What to do » In the records below, tally every line containing "content". Report only the total.

** begin **

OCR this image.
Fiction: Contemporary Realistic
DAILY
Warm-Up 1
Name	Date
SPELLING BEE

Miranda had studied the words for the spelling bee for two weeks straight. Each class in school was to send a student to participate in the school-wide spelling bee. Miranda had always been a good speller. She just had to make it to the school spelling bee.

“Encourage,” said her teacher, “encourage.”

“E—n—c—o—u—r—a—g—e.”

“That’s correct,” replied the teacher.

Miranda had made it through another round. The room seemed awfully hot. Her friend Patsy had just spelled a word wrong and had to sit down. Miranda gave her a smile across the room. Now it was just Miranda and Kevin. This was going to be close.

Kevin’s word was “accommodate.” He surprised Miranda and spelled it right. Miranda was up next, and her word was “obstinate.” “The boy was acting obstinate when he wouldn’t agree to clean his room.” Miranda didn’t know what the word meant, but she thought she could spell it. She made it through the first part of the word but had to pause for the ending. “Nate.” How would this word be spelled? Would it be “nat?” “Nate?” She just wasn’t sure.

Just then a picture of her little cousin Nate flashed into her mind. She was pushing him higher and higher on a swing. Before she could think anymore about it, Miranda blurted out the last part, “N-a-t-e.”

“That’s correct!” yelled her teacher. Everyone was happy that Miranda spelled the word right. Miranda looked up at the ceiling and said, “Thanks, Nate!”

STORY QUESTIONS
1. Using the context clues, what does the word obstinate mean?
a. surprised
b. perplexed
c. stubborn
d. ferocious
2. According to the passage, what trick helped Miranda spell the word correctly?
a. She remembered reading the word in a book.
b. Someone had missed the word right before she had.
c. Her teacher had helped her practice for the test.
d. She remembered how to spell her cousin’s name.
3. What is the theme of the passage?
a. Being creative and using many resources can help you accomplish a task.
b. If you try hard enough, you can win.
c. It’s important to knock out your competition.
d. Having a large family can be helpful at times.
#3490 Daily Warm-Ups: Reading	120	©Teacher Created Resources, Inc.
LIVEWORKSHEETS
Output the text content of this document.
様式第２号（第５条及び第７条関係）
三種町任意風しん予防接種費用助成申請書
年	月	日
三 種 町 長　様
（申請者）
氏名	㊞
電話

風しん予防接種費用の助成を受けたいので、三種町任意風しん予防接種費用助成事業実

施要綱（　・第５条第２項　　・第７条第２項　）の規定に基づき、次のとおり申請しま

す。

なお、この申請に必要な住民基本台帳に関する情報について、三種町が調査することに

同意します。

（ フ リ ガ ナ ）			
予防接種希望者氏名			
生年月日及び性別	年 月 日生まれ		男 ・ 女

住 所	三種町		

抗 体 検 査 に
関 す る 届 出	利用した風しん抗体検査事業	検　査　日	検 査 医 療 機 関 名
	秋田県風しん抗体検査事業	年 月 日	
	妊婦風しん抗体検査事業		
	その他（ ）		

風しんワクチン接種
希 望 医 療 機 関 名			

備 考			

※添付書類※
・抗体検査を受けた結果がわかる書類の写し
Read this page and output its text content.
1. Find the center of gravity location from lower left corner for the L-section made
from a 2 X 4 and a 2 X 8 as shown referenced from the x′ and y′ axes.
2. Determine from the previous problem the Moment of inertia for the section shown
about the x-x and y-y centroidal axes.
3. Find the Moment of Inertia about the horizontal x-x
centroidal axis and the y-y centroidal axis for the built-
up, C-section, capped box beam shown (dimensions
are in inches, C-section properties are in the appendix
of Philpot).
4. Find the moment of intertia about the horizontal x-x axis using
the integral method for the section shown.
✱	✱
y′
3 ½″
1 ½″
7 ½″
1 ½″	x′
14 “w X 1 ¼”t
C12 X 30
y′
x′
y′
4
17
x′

** end **

Response to the exercise » 2